### [WHAT TO DO]
Word for word, transcribe the listing that follows, minus any pictures.

### [RECORDS TO PROCESS]
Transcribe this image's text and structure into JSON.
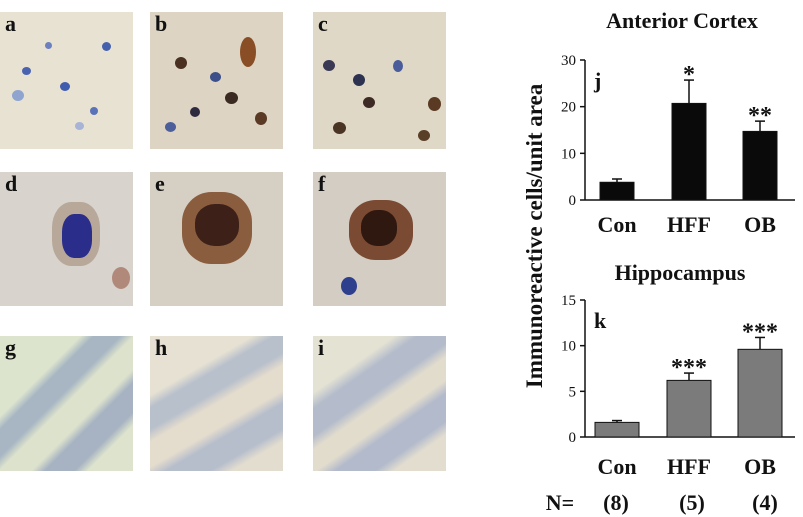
{
  "panels": [
    {
      "letter": "a"
    },
    {
      "letter": "b"
    },
    {
      "letter": "c"
    },
    {
      "letter": "d"
    },
    {
      "letter": "e"
    },
    {
      "letter": "f"
    },
    {
      "letter": "g"
    },
    {
      "letter": "h"
    },
    {
      "letter": "i"
    }
  ],
  "colors": {
    "tissue_light": "#e6dfce",
    "nucleus_blue": "#3b57a8",
    "stain_brown": "#6b3a1d",
    "bar_black": "#0a0a0a",
    "bar_gray": "#7b7b7b"
  },
  "shared": {
    "ylabel": "Immunoreactive cells/unit area",
    "n_label": "N=",
    "n_values": [
      "(8)",
      "(5)",
      "(4)"
    ]
  },
  "chart_data": [
    {
      "type": "bar",
      "title": "Anterior Cortex",
      "panel_letter": "j",
      "categories": [
        "Con",
        "HFF",
        "OB"
      ],
      "values": [
        3.8,
        20.7,
        14.7
      ],
      "errors": [
        0.7,
        5.0,
        2.2
      ],
      "significance": [
        "",
        "*",
        "**"
      ],
      "ylim": [
        0,
        30
      ],
      "yticks": [
        0,
        10,
        20,
        30
      ],
      "color": "#0a0a0a"
    },
    {
      "type": "bar",
      "title": "Hippocampus",
      "panel_letter": "k",
      "categories": [
        "Con",
        "HFF",
        "OB"
      ],
      "values": [
        1.6,
        6.2,
        9.6
      ],
      "errors": [
        0.2,
        0.8,
        1.3
      ],
      "significance": [
        "",
        "***",
        "***"
      ],
      "ylim": [
        0,
        15
      ],
      "yticks": [
        0,
        5,
        10,
        15
      ],
      "color": "#7b7b7b"
    }
  ]
}
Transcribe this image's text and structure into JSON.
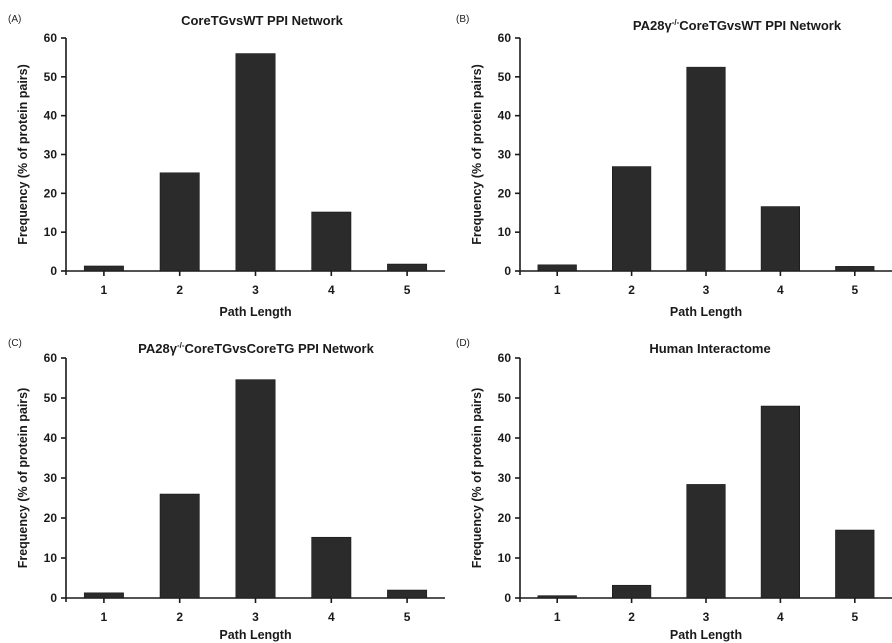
{
  "chart_data": [
    {
      "type": "bar",
      "panel": "(A)",
      "title": "CoreTGvsWT PPI Network",
      "title_sup": "",
      "title_rest": "",
      "xlabel": "Path Length",
      "ylabel": "Frequency (% of protein pairs)",
      "categories": [
        "1",
        "2",
        "3",
        "4",
        "5"
      ],
      "values": [
        1.3,
        25.3,
        56.0,
        15.2,
        1.8
      ],
      "ylim": [
        0,
        60
      ],
      "yticks": [
        0,
        10,
        20,
        30,
        40,
        50,
        60
      ],
      "bar_color": "#2b2b2b",
      "grid": false,
      "legend": "none"
    },
    {
      "type": "bar",
      "panel": "(B)",
      "title": "PA28γ",
      "title_sup": "-/-",
      "title_rest": "CoreTGvsWT PPI Network",
      "xlabel": "Path Length",
      "ylabel": "Frequency (% of protein pairs)",
      "categories": [
        "1",
        "2",
        "3",
        "4",
        "5"
      ],
      "values": [
        1.6,
        26.9,
        52.5,
        16.6,
        1.2
      ],
      "ylim": [
        0,
        60
      ],
      "yticks": [
        0,
        10,
        20,
        30,
        40,
        50,
        60
      ],
      "bar_color": "#2b2b2b",
      "grid": false,
      "legend": "none"
    },
    {
      "type": "bar",
      "panel": "(C)",
      "title": "PA28γ",
      "title_sup": "-/-",
      "title_rest": "CoreTGvsCoreTG PPI Network",
      "xlabel": "Path Length",
      "ylabel": "Frequency (% of protein pairs)",
      "categories": [
        "1",
        "2",
        "3",
        "4",
        "5"
      ],
      "values": [
        1.3,
        26.0,
        54.6,
        15.2,
        2.0
      ],
      "ylim": [
        0,
        60
      ],
      "yticks": [
        0,
        10,
        20,
        30,
        40,
        50,
        60
      ],
      "bar_color": "#2b2b2b",
      "grid": false,
      "legend": "none"
    },
    {
      "type": "bar",
      "panel": "(D)",
      "title": "Human Interactome",
      "title_sup": "",
      "title_rest": "",
      "xlabel": "Path Length",
      "ylabel": "Frequency (% of protein pairs)",
      "categories": [
        "1",
        "2",
        "3",
        "4",
        "5"
      ],
      "values": [
        0.6,
        3.2,
        28.4,
        48.0,
        17.0
      ],
      "ylim": [
        0,
        60
      ],
      "yticks": [
        0,
        10,
        20,
        30,
        40,
        50,
        60
      ],
      "bar_color": "#2b2b2b",
      "grid": false,
      "legend": "none"
    }
  ]
}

### [ANSWER FOR THE TASK]
Transcribe this image's text and structure into JSON.
{
  "panels": [
    {
      "letter": "a"
    },
    {
      "letter": "b"
    },
    {
      "letter": "c"
    },
    {
      "letter": "d"
    },
    {
      "letter": "e"
    },
    {
      "letter": "f"
    },
    {
      "letter": "g"
    },
    {
      "letter": "h"
    },
    {
      "letter": "i"
    }
  ],
  "colors": {
    "tissue_light": "#e6dfce",
    "nucleus_blue": "#3b57a8",
    "stain_brown": "#6b3a1d",
    "bar_black": "#0a0a0a",
    "bar_gray": "#7b7b7b"
  },
  "shared": {
    "ylabel": "Immunoreactive cells/unit area",
    "n_label": "N=",
    "n_values": [
      "(8)",
      "(5)",
      "(4)"
    ]
  },
  "chart_data": [
    {
      "type": "bar",
      "title": "Anterior Cortex",
      "panel_letter": "j",
      "categories": [
        "Con",
        "HFF",
        "OB"
      ],
      "values": [
        3.8,
        20.7,
        14.7
      ],
      "errors": [
        0.7,
        5.0,
        2.2
      ],
      "significance": [
        "",
        "*",
        "**"
      ],
      "ylim": [
        0,
        30
      ],
      "yticks": [
        0,
        10,
        20,
        30
      ],
      "color": "#0a0a0a"
    },
    {
      "type": "bar",
      "title": "Hippocampus",
      "panel_letter": "k",
      "categories": [
        "Con",
        "HFF",
        "OB"
      ],
      "values": [
        1.6,
        6.2,
        9.6
      ],
      "errors": [
        0.2,
        0.8,
        1.3
      ],
      "significance": [
        "",
        "***",
        "***"
      ],
      "ylim": [
        0,
        15
      ],
      "yticks": [
        0,
        5,
        10,
        15
      ],
      "color": "#7b7b7b"
    }
  ]
}
Transcribe this image's text and structure into JSON.
{
  "chart_data": [
    {
      "type": "bar",
      "panel": "(A)",
      "title": "CoreTGvsWT PPI Network",
      "title_sup": "",
      "title_rest": "",
      "xlabel": "Path Length",
      "ylabel": "Frequency (% of protein pairs)",
      "categories": [
        "1",
        "2",
        "3",
        "4",
        "5"
      ],
      "values": [
        1.3,
        25.3,
        56.0,
        15.2,
        1.8
      ],
      "ylim": [
        0,
        60
      ],
      "yticks": [
        0,
        10,
        20,
        30,
        40,
        50,
        60
      ],
      "bar_color": "#2b2b2b",
      "grid": false,
      "legend": "none"
    },
    {
      "type": "bar",
      "panel": "(B)",
      "title": "PA28γ",
      "title_sup": "-/-",
      "title_rest": "CoreTGvsWT PPI Network",
      "xlabel": "Path Length",
      "ylabel": "Frequency (% of protein pairs)",
      "categories": [
        "1",
        "2",
        "3",
        "4",
        "5"
      ],
      "values": [
        1.6,
        26.9,
        52.5,
        16.6,
        1.2
      ],
      "ylim": [
        0,
        60
      ],
      "yticks": [
        0,
        10,
        20,
        30,
        40,
        50,
        60
      ],
      "bar_color": "#2b2b2b",
      "grid": false,
      "legend": "none"
    },
    {
      "type": "bar",
      "panel": "(C)",
      "title": "PA28γ",
      "title_sup": "-/-",
      "title_rest": "CoreTGvsCoreTG PPI Network",
      "xlabel": "Path Length",
      "ylabel": "Frequency (% of protein pairs)",
      "categories": [
        "1",
        "2",
        "3",
        "4",
        "5"
      ],
      "values": [
        1.3,
        26.0,
        54.6,
        15.2,
        2.0
      ],
      "ylim": [
        0,
        60
      ],
      "yticks": [
        0,
        10,
        20,
        30,
        40,
        50,
        60
      ],
      "bar_color": "#2b2b2b",
      "grid": false,
      "legend": "none"
    },
    {
      "type": "bar",
      "panel": "(D)",
      "title": "Human Interactome",
      "title_sup": "",
      "title_rest": "",
      "xlabel": "Path Length",
      "ylabel": "Frequency (% of protein pairs)",
      "categories": [
        "1",
        "2",
        "3",
        "4",
        "5"
      ],
      "values": [
        0.6,
        3.2,
        28.4,
        48.0,
        17.0
      ],
      "ylim": [
        0,
        60
      ],
      "yticks": [
        0,
        10,
        20,
        30,
        40,
        50,
        60
      ],
      "bar_color": "#2b2b2b",
      "grid": false,
      "legend": "none"
    }
  ]
}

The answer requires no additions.